§ **Task item**
Lines holding the string "affiliation" are the ones to copy; find them all in the data.

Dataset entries
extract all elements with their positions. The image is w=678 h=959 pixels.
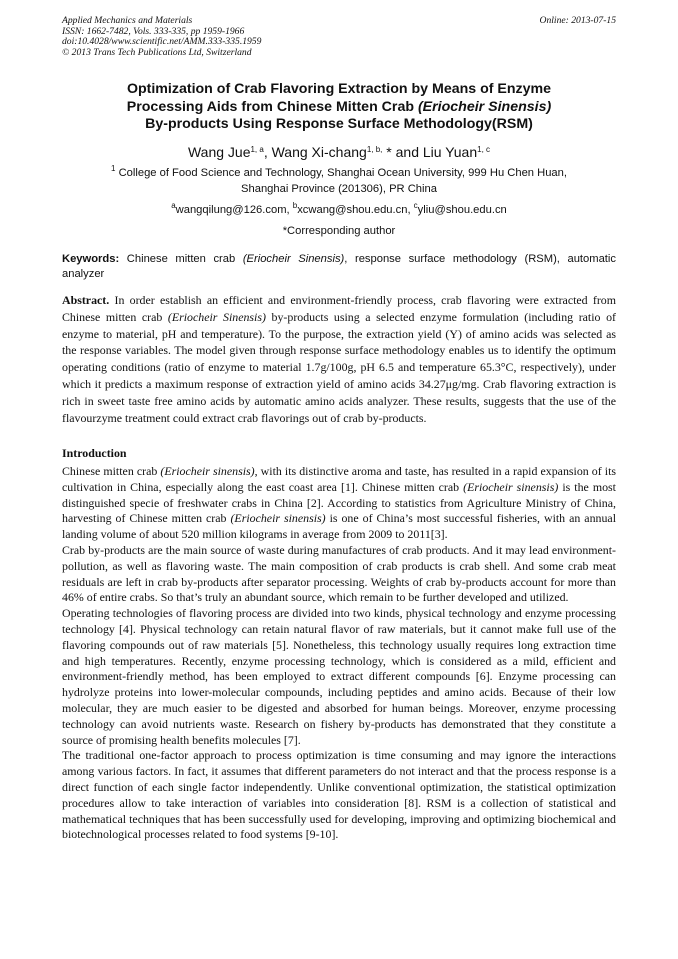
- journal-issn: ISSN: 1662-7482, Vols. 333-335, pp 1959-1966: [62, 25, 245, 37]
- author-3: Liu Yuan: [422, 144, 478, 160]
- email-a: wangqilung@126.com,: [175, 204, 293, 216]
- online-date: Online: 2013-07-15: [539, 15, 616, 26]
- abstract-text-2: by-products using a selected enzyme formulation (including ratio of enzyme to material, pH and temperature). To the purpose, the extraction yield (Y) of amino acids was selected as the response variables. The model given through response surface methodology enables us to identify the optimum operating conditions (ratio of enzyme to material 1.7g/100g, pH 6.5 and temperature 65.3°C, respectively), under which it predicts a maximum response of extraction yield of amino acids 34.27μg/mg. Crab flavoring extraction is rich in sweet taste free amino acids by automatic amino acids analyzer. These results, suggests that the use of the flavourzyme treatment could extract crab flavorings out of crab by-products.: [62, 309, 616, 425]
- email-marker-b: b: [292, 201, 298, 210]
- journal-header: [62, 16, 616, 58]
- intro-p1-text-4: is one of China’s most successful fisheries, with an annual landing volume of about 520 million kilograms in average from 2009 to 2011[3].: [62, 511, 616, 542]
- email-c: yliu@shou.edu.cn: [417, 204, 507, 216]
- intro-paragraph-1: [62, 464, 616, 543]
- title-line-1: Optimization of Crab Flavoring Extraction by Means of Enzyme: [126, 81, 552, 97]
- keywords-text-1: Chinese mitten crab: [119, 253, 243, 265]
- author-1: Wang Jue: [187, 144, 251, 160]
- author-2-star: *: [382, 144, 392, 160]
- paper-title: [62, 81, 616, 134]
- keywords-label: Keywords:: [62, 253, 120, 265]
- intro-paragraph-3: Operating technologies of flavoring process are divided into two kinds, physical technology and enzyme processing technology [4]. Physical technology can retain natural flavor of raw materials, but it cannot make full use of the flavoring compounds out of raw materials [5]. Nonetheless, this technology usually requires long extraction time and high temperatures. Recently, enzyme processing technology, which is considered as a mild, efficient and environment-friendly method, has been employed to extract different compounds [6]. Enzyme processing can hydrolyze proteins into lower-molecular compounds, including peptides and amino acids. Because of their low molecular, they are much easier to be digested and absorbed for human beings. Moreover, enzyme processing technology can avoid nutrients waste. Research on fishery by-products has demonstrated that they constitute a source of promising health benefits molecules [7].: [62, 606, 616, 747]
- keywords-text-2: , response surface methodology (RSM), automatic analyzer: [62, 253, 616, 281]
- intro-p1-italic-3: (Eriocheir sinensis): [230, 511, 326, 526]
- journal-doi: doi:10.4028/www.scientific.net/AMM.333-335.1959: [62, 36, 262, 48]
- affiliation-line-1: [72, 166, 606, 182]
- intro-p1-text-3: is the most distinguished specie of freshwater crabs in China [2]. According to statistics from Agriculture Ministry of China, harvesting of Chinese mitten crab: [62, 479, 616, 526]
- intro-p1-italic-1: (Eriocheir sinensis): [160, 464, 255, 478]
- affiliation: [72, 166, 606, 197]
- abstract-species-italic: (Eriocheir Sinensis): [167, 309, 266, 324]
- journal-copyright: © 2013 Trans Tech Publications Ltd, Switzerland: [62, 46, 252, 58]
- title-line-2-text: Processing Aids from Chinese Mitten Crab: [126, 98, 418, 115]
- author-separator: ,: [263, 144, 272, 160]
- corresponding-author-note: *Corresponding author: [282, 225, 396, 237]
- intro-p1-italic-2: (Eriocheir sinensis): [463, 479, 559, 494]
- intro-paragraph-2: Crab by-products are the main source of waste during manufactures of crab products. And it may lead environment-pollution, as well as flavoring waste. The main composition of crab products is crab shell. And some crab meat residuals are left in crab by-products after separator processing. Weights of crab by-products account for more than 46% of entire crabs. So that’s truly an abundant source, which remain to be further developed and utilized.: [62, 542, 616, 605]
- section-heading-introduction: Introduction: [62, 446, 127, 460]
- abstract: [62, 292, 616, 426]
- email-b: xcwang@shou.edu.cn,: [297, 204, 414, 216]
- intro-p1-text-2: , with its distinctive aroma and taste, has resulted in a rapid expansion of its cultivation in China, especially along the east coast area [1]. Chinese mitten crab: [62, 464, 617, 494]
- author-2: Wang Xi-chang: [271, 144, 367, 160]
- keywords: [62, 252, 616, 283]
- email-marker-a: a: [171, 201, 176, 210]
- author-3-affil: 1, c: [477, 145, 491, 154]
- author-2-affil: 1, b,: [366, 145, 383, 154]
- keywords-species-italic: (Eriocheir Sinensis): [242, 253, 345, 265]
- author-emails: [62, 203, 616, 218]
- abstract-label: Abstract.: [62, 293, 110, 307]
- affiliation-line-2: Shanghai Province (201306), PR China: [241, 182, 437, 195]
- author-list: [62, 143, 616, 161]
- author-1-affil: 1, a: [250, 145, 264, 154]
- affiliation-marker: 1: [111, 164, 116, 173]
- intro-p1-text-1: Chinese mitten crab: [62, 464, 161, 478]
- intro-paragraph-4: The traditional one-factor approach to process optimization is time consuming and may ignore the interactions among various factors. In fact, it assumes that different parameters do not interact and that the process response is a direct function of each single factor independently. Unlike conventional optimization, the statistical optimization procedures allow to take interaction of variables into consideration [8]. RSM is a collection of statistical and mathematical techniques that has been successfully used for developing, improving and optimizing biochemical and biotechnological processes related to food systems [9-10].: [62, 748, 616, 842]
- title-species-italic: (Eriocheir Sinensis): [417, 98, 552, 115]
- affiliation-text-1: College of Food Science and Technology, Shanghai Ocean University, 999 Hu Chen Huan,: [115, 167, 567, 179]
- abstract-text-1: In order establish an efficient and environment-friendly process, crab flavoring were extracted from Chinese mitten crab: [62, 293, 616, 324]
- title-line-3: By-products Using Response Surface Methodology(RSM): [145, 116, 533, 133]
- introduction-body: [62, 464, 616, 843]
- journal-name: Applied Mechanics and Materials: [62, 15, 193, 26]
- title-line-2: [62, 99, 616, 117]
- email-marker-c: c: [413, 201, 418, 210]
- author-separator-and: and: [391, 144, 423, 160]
==
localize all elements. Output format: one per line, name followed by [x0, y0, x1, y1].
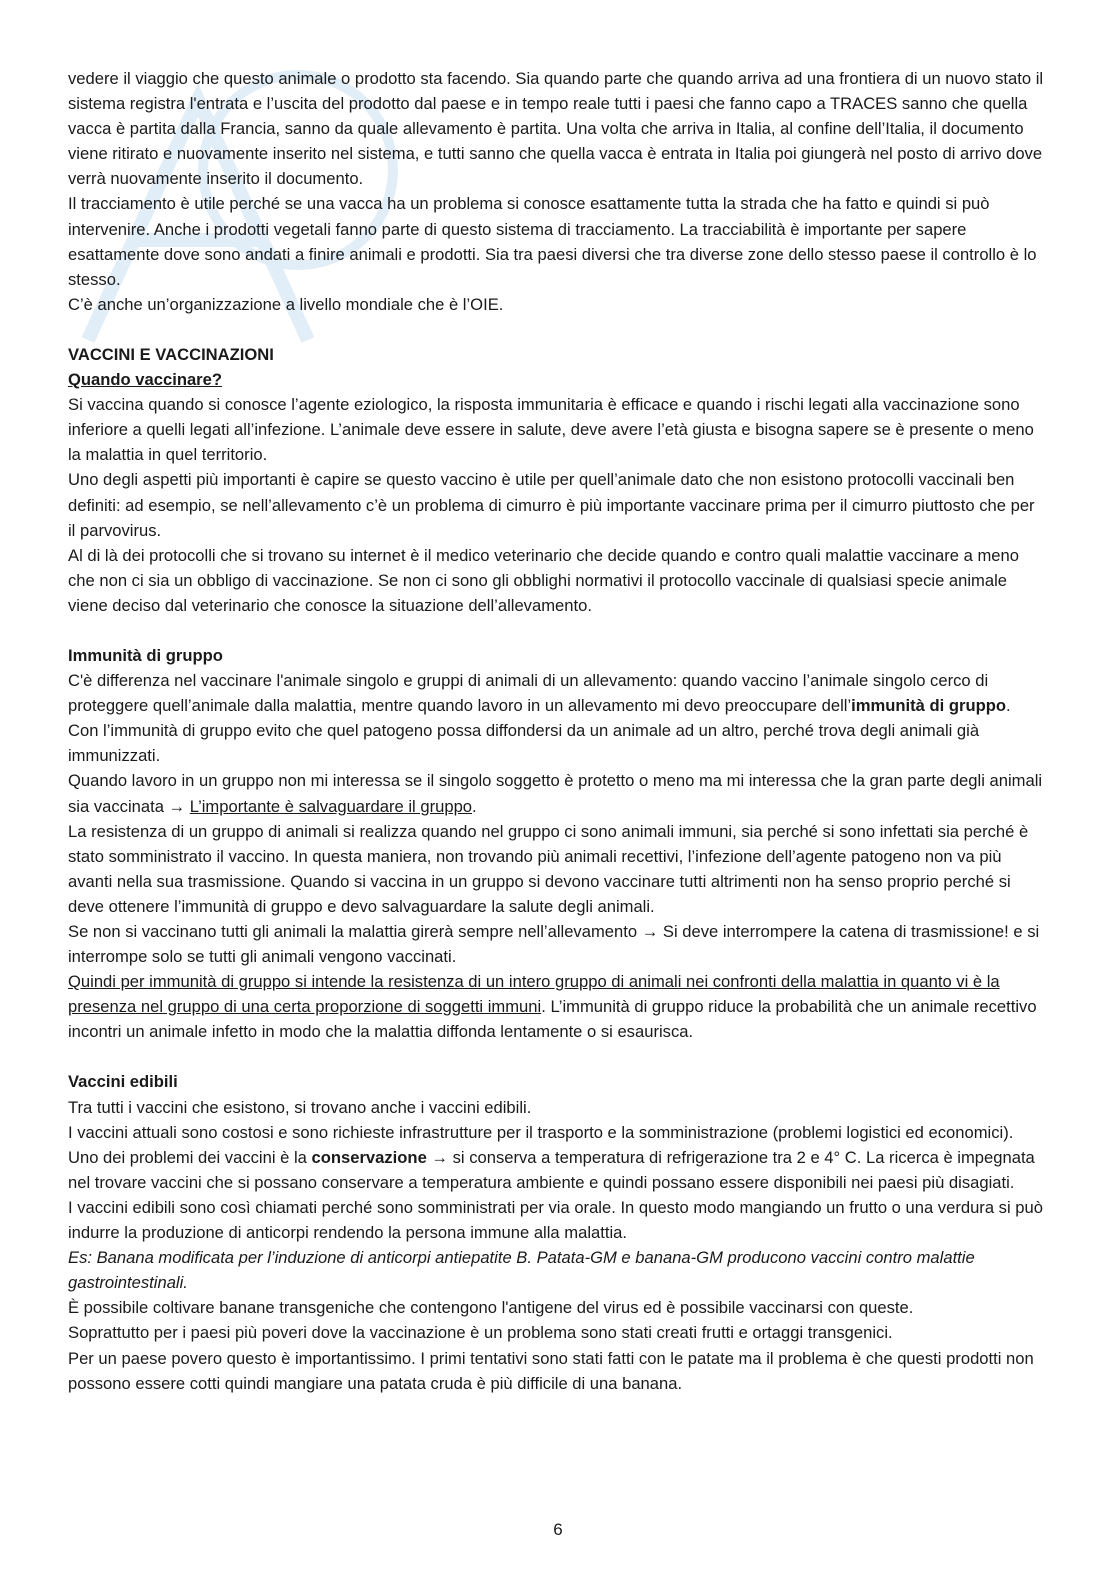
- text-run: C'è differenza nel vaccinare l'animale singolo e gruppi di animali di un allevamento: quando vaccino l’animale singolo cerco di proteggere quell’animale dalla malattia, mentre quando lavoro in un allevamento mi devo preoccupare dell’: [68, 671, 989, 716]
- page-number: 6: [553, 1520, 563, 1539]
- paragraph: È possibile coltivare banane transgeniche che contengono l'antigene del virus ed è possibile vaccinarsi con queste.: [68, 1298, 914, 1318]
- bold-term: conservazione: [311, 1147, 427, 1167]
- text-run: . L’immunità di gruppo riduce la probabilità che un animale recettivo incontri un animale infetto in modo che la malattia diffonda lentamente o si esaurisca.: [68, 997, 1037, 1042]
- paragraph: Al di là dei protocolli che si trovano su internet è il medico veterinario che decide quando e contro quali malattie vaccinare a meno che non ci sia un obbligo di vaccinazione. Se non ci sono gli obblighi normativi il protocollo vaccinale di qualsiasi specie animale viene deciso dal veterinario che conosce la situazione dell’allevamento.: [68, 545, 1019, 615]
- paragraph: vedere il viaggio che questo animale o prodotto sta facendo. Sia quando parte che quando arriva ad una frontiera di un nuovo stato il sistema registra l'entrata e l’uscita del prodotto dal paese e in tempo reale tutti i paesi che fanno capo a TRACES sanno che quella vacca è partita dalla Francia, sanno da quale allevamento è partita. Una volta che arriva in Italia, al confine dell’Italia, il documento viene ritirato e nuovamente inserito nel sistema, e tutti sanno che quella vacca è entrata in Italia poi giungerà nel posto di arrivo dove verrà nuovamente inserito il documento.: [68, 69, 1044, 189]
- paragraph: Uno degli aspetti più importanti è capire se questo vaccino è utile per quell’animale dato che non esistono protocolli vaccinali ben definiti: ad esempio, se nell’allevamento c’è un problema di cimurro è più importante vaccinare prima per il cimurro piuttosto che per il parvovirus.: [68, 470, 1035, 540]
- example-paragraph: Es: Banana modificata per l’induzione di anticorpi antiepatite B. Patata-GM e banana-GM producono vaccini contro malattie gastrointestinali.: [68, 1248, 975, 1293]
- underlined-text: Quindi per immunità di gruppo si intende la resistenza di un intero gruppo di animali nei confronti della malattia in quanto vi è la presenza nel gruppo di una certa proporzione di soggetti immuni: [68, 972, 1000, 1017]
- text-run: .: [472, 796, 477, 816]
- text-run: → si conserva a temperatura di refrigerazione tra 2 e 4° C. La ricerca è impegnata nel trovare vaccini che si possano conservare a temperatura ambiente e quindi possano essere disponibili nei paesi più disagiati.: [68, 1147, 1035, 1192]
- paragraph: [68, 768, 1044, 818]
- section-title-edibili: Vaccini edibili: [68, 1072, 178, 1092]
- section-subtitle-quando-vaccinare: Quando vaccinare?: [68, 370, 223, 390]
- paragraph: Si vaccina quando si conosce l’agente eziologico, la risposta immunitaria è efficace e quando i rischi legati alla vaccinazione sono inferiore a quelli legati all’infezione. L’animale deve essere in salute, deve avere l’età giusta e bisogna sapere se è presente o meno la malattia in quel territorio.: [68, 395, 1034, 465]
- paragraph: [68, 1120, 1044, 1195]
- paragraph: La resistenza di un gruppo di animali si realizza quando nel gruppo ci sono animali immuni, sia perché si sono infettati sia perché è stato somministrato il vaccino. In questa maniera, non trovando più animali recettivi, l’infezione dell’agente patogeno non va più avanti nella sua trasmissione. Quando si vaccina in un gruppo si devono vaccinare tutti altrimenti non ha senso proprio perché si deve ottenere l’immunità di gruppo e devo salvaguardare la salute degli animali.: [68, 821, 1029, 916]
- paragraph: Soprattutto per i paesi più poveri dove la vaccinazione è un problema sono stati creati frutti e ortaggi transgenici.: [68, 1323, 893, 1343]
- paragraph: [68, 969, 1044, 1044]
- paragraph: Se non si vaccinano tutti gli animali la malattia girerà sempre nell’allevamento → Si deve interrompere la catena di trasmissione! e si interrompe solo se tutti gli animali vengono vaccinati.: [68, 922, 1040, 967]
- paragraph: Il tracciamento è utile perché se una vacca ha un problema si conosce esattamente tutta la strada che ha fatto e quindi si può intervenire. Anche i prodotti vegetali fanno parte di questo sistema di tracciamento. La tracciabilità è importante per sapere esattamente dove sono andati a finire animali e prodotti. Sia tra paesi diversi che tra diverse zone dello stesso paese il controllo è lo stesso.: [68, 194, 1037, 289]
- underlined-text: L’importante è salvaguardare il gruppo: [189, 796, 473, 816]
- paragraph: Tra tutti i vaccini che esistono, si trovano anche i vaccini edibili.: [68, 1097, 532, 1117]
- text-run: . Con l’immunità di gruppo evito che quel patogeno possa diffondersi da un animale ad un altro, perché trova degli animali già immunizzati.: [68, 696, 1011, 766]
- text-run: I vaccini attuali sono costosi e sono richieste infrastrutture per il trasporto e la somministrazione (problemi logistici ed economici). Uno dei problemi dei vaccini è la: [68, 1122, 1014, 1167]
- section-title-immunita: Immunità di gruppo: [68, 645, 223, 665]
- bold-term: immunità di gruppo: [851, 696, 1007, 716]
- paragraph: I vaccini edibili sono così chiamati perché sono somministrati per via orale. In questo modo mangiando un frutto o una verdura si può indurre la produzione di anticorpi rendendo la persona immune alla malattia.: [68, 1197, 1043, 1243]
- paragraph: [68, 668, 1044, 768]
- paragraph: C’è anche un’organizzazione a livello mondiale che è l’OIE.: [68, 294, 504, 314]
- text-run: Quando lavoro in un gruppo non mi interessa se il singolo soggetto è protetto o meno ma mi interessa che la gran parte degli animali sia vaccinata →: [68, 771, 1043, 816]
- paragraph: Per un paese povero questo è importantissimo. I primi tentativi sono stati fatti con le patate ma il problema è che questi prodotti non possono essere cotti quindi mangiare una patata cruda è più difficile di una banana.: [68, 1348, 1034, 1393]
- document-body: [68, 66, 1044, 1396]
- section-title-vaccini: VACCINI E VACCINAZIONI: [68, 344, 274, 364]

§ **Response box**
- affiliation-line-1: [72, 166, 606, 182]
- affiliation: [72, 166, 606, 197]
- affiliation-line-2: Shanghai Province (201306), PR China: [241, 182, 437, 195]
- affiliation-marker: 1: [111, 164, 116, 173]
- affiliation-text-1: College of Food Science and Technology, Shanghai Ocean University, 999 Hu Chen Huan,: [115, 167, 567, 179]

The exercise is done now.